"""

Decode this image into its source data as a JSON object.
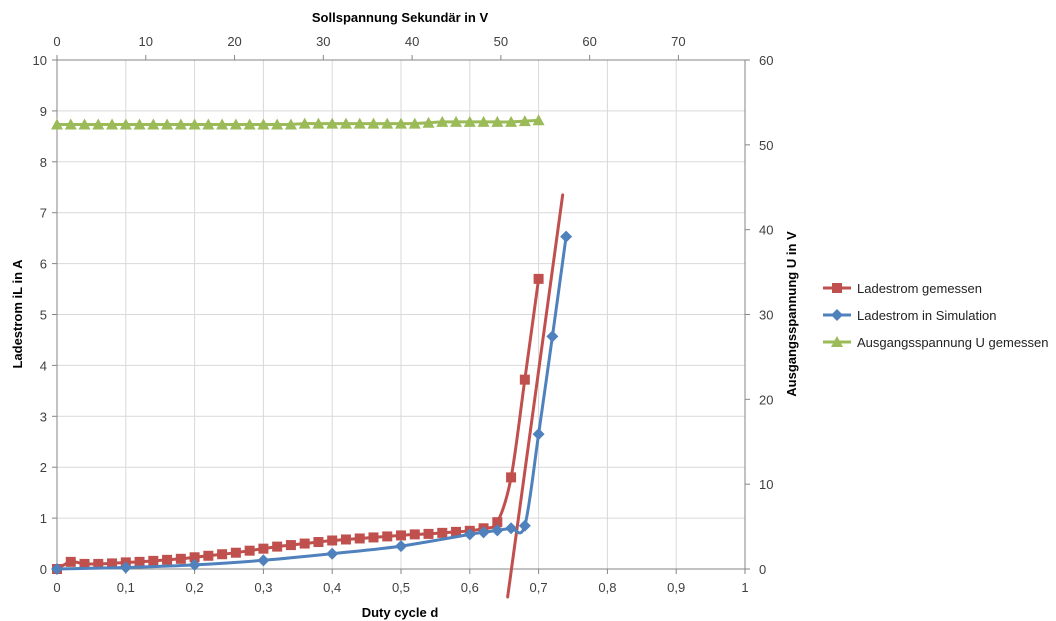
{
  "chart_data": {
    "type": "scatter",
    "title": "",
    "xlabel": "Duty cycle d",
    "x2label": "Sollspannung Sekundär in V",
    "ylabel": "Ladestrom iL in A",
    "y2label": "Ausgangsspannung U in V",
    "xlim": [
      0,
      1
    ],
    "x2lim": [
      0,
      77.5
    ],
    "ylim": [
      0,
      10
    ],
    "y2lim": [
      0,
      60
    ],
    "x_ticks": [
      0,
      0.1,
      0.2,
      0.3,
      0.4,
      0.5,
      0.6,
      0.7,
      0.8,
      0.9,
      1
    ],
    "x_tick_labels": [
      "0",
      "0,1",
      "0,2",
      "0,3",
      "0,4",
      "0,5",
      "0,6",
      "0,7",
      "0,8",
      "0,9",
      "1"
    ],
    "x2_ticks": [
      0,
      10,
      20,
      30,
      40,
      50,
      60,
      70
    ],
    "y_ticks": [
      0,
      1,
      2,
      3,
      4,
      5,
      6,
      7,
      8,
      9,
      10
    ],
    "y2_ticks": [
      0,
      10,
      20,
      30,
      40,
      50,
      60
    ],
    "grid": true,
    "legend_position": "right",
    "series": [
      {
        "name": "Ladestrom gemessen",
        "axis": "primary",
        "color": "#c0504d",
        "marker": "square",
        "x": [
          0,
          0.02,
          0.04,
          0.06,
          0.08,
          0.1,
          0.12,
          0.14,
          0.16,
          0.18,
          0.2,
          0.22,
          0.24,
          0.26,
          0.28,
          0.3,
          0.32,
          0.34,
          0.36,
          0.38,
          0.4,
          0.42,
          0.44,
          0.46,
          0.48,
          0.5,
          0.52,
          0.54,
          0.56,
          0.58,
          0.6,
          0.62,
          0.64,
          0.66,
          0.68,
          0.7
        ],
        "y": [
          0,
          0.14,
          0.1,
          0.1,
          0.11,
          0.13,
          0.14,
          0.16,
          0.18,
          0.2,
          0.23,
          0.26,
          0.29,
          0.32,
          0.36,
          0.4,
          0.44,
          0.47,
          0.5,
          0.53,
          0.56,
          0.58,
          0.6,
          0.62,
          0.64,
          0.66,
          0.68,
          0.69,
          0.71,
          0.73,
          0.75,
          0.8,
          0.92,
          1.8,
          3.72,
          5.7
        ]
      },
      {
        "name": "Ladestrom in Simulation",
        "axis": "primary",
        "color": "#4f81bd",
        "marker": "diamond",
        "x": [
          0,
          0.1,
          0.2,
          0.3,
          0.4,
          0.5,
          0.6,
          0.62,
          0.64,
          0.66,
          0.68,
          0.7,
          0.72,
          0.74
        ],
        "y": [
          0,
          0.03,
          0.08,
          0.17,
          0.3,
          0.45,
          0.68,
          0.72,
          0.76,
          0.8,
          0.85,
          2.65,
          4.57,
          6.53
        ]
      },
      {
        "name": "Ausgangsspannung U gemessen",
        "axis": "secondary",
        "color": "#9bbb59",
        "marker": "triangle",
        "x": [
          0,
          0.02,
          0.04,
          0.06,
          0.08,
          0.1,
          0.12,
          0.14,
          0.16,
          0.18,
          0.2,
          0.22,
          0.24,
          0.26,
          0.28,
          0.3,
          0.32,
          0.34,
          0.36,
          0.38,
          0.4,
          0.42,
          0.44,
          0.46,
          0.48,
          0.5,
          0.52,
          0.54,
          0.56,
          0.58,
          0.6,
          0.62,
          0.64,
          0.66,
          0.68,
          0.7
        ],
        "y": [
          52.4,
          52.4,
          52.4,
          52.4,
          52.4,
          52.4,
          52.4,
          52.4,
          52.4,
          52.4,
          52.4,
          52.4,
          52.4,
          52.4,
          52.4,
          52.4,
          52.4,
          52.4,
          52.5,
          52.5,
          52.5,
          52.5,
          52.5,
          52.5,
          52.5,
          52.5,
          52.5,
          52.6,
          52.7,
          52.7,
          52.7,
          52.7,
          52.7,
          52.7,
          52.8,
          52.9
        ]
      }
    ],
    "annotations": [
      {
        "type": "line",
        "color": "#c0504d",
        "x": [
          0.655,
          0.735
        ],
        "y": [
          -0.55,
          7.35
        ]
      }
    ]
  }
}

"""

** Task description **
Reproduce the records above exactly, leaving out every picture they contain.

** Task answer **
Decode this image into its source data as a JSON object.
{
  "chart_data": {
    "type": "scatter",
    "title": "",
    "xlabel": "Duty cycle d",
    "x2label": "Sollspannung Sekundär in V",
    "ylabel": "Ladestrom iL in A",
    "y2label": "Ausgangsspannung U in V",
    "xlim": [
      0,
      1
    ],
    "x2lim": [
      0,
      77.5
    ],
    "ylim": [
      0,
      10
    ],
    "y2lim": [
      0,
      60
    ],
    "x_ticks": [
      0,
      0.1,
      0.2,
      0.3,
      0.4,
      0.5,
      0.6,
      0.7,
      0.8,
      0.9,
      1
    ],
    "x_tick_labels": [
      "0",
      "0,1",
      "0,2",
      "0,3",
      "0,4",
      "0,5",
      "0,6",
      "0,7",
      "0,8",
      "0,9",
      "1"
    ],
    "x2_ticks": [
      0,
      10,
      20,
      30,
      40,
      50,
      60,
      70
    ],
    "y_ticks": [
      0,
      1,
      2,
      3,
      4,
      5,
      6,
      7,
      8,
      9,
      10
    ],
    "y2_ticks": [
      0,
      10,
      20,
      30,
      40,
      50,
      60
    ],
    "grid": true,
    "legend_position": "right",
    "series": [
      {
        "name": "Ladestrom gemessen",
        "axis": "primary",
        "color": "#c0504d",
        "marker": "square",
        "x": [
          0,
          0.02,
          0.04,
          0.06,
          0.08,
          0.1,
          0.12,
          0.14,
          0.16,
          0.18,
          0.2,
          0.22,
          0.24,
          0.26,
          0.28,
          0.3,
          0.32,
          0.34,
          0.36,
          0.38,
          0.4,
          0.42,
          0.44,
          0.46,
          0.48,
          0.5,
          0.52,
          0.54,
          0.56,
          0.58,
          0.6,
          0.62,
          0.64,
          0.66,
          0.68,
          0.7
        ],
        "y": [
          0,
          0.14,
          0.1,
          0.1,
          0.11,
          0.13,
          0.14,
          0.16,
          0.18,
          0.2,
          0.23,
          0.26,
          0.29,
          0.32,
          0.36,
          0.4,
          0.44,
          0.47,
          0.5,
          0.53,
          0.56,
          0.58,
          0.6,
          0.62,
          0.64,
          0.66,
          0.68,
          0.69,
          0.71,
          0.73,
          0.75,
          0.8,
          0.92,
          1.8,
          3.72,
          5.7
        ]
      },
      {
        "name": "Ladestrom in Simulation",
        "axis": "primary",
        "color": "#4f81bd",
        "marker": "diamond",
        "x": [
          0,
          0.1,
          0.2,
          0.3,
          0.4,
          0.5,
          0.6,
          0.62,
          0.64,
          0.66,
          0.68,
          0.7,
          0.72,
          0.74
        ],
        "y": [
          0,
          0.03,
          0.08,
          0.17,
          0.3,
          0.45,
          0.68,
          0.72,
          0.76,
          0.8,
          0.85,
          2.65,
          4.57,
          6.53
        ]
      },
      {
        "name": "Ausgangsspannung U gemessen",
        "axis": "secondary",
        "color": "#9bbb59",
        "marker": "triangle",
        "x": [
          0,
          0.02,
          0.04,
          0.06,
          0.08,
          0.1,
          0.12,
          0.14,
          0.16,
          0.18,
          0.2,
          0.22,
          0.24,
          0.26,
          0.28,
          0.3,
          0.32,
          0.34,
          0.36,
          0.38,
          0.4,
          0.42,
          0.44,
          0.46,
          0.48,
          0.5,
          0.52,
          0.54,
          0.56,
          0.58,
          0.6,
          0.62,
          0.64,
          0.66,
          0.68,
          0.7
        ],
        "y": [
          52.4,
          52.4,
          52.4,
          52.4,
          52.4,
          52.4,
          52.4,
          52.4,
          52.4,
          52.4,
          52.4,
          52.4,
          52.4,
          52.4,
          52.4,
          52.4,
          52.4,
          52.4,
          52.5,
          52.5,
          52.5,
          52.5,
          52.5,
          52.5,
          52.5,
          52.5,
          52.5,
          52.6,
          52.7,
          52.7,
          52.7,
          52.7,
          52.7,
          52.7,
          52.8,
          52.9
        ]
      }
    ],
    "annotations": [
      {
        "type": "line",
        "color": "#c0504d",
        "x": [
          0.655,
          0.735
        ],
        "y": [
          -0.55,
          7.35
        ]
      }
    ]
  }
}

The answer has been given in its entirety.